[Stored items from a collection]
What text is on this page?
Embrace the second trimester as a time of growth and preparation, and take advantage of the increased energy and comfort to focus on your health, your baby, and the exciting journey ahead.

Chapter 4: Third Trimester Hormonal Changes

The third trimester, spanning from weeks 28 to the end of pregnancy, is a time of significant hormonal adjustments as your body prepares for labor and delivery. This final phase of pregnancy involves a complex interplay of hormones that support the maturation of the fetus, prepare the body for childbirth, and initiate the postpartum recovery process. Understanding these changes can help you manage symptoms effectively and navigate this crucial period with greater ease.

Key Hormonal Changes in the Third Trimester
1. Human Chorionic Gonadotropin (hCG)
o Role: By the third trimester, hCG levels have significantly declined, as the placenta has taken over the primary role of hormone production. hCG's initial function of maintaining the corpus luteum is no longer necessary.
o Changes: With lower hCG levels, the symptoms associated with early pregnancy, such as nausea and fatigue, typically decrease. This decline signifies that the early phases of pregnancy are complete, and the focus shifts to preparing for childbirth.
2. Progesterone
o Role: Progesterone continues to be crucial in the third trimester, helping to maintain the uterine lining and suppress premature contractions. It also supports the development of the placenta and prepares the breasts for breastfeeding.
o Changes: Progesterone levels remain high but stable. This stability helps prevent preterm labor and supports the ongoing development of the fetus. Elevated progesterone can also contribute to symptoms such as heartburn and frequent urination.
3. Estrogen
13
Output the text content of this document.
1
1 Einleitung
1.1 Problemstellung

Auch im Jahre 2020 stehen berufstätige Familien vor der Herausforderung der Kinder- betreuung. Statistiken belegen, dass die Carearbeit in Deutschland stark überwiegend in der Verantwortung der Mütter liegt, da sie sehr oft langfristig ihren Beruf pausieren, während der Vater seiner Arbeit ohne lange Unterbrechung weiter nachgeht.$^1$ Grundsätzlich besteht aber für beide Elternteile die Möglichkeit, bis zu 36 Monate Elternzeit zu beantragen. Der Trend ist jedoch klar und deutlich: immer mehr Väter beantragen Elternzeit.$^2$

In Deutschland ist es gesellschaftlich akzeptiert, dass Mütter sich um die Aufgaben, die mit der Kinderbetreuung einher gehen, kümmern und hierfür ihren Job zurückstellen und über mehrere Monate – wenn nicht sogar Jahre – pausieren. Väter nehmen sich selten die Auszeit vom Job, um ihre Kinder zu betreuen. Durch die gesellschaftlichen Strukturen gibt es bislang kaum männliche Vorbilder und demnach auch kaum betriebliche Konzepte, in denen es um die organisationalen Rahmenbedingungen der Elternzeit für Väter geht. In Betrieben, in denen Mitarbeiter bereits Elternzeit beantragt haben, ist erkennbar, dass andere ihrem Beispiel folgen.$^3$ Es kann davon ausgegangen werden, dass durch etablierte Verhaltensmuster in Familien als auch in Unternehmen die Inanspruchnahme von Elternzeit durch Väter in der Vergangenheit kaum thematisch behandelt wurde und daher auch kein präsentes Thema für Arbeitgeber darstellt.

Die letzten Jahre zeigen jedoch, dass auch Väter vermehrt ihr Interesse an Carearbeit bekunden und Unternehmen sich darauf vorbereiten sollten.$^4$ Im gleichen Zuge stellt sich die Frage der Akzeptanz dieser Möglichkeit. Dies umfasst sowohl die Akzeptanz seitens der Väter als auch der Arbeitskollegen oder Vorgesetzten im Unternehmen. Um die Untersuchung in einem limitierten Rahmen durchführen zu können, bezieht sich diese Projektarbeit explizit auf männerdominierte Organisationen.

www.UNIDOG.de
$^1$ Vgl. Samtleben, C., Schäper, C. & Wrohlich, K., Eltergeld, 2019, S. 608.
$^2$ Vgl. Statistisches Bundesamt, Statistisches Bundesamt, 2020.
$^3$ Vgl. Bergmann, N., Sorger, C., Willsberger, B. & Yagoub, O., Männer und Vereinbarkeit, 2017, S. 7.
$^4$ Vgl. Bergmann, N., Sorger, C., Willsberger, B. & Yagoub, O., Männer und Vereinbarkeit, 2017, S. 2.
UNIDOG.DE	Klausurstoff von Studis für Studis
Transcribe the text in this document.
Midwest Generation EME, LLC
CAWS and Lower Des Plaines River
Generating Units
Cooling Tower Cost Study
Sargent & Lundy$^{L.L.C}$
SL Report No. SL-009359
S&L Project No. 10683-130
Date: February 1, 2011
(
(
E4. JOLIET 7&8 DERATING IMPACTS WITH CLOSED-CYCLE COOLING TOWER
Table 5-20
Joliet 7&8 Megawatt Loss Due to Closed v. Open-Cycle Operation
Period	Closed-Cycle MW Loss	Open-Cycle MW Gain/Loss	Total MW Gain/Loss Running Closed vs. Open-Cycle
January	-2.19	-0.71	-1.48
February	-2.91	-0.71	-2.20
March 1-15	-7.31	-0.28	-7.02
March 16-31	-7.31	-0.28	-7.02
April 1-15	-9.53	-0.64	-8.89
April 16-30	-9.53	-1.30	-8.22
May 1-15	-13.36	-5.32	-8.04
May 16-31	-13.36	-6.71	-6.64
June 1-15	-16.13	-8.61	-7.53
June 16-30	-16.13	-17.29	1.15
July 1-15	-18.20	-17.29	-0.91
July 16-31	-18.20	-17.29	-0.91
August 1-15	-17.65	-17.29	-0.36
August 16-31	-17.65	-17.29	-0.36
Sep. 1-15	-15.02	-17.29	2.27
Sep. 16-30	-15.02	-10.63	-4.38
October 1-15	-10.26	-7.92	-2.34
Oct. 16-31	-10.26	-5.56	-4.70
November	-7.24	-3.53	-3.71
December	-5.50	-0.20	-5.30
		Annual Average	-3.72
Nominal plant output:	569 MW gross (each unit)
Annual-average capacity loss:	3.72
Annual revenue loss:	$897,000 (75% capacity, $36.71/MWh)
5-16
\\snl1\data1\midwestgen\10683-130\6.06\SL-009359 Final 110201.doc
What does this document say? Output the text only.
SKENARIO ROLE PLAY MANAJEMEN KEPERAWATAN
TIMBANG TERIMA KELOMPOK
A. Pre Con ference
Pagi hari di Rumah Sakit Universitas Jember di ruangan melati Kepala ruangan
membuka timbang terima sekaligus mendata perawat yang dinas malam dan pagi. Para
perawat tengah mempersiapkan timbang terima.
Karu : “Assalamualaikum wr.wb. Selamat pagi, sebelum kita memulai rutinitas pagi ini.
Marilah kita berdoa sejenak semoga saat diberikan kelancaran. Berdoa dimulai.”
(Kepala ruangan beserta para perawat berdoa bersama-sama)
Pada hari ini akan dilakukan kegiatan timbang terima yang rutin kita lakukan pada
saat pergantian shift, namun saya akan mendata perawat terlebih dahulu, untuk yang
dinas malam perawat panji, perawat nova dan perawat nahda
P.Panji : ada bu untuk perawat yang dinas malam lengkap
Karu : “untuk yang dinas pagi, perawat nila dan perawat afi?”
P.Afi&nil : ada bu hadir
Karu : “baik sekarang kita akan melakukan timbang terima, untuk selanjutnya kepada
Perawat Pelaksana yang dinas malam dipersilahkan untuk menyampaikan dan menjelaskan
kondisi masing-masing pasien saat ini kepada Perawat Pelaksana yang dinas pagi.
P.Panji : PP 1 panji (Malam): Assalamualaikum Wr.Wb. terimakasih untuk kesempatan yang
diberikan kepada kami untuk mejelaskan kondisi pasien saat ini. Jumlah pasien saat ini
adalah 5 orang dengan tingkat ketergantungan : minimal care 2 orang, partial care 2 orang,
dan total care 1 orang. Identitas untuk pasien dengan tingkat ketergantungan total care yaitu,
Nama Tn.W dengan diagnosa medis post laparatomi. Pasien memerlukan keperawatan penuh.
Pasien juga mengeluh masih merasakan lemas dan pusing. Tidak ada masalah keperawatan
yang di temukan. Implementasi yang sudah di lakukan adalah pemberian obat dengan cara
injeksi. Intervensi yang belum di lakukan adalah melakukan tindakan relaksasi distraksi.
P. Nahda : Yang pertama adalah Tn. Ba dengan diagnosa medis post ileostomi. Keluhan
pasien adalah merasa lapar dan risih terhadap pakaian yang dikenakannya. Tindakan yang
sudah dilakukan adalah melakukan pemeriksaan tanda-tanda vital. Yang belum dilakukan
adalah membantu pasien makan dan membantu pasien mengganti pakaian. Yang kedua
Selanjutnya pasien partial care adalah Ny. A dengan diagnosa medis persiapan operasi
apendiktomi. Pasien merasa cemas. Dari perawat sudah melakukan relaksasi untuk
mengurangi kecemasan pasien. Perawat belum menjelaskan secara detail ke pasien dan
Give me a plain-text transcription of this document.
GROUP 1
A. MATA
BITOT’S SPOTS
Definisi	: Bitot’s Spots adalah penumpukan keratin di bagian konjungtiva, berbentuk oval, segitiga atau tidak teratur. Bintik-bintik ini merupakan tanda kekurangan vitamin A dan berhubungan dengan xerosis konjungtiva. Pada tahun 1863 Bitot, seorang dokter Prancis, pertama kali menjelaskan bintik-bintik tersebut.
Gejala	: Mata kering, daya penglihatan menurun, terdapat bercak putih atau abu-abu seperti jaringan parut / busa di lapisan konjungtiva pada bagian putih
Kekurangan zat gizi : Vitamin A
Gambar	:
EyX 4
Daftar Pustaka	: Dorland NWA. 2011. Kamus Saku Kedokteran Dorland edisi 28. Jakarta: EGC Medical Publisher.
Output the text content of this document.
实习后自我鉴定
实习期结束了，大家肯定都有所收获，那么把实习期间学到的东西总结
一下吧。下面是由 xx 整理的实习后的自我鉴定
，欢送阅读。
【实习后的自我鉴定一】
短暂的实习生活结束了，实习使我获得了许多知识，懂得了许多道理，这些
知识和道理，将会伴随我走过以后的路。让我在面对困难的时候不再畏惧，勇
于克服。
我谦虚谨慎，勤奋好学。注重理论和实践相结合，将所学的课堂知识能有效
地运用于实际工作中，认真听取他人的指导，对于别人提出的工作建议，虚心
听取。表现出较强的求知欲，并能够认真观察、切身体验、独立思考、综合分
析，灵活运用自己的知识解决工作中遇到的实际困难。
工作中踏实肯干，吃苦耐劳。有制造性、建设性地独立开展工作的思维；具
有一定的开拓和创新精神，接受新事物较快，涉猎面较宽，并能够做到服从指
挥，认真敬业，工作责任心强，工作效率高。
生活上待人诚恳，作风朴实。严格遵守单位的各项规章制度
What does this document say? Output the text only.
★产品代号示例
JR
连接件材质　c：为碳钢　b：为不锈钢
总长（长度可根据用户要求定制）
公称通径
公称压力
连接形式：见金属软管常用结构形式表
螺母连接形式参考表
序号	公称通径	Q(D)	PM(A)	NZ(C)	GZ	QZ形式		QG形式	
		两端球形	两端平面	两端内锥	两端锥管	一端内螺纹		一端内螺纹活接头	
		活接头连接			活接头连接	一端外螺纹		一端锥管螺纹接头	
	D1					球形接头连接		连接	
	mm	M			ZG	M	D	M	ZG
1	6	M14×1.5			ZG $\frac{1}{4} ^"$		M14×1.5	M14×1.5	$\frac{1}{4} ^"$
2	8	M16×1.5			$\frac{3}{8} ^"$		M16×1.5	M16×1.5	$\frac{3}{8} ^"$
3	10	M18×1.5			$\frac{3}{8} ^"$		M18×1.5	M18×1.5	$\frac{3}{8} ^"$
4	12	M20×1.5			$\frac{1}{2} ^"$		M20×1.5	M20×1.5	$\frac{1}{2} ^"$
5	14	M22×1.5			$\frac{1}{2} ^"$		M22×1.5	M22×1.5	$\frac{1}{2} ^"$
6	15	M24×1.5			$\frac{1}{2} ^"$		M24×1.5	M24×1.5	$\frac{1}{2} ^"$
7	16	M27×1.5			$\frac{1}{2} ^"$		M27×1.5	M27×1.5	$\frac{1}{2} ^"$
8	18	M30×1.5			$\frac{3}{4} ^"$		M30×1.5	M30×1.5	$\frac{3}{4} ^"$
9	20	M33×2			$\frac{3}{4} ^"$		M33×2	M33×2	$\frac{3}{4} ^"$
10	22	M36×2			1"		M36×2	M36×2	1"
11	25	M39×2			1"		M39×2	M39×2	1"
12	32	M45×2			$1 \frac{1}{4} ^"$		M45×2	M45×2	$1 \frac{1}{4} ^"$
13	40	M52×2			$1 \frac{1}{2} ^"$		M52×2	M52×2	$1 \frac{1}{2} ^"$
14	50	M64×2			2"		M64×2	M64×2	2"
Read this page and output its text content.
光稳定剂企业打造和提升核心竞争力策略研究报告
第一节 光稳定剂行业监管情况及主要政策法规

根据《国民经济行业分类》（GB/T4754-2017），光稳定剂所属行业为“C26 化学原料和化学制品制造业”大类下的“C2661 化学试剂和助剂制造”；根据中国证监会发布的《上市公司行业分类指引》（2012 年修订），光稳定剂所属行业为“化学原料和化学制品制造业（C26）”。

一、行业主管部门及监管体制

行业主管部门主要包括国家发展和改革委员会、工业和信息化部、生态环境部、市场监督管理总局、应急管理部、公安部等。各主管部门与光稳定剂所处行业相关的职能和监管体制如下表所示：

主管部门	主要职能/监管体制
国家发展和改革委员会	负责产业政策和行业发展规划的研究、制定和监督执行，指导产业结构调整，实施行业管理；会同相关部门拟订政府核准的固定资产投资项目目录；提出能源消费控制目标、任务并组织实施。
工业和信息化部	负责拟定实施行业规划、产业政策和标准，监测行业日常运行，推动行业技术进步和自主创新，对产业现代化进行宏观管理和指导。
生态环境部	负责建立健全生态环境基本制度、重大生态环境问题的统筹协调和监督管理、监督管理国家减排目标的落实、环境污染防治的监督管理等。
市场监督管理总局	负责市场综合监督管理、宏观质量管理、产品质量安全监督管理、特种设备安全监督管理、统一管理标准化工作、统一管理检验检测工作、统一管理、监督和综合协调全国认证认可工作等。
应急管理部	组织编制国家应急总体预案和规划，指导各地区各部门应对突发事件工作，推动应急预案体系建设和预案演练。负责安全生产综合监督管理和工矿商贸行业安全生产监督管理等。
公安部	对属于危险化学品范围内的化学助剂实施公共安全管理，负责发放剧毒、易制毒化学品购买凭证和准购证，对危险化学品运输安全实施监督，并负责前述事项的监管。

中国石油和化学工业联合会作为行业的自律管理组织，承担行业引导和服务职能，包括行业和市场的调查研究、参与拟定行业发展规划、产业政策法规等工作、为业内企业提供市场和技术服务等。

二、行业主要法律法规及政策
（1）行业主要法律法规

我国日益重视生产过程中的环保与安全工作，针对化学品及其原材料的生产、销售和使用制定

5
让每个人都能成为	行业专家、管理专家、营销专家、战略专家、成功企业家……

**SET TASK**
Locate the string "capacity" in the listing above and copy every line where it occurs.

**CORRECT RESPONSE**
Annual-average capacity loss:	3.72
Annual revenue loss:	$897,000 (75% capacity, $36.71/MWh)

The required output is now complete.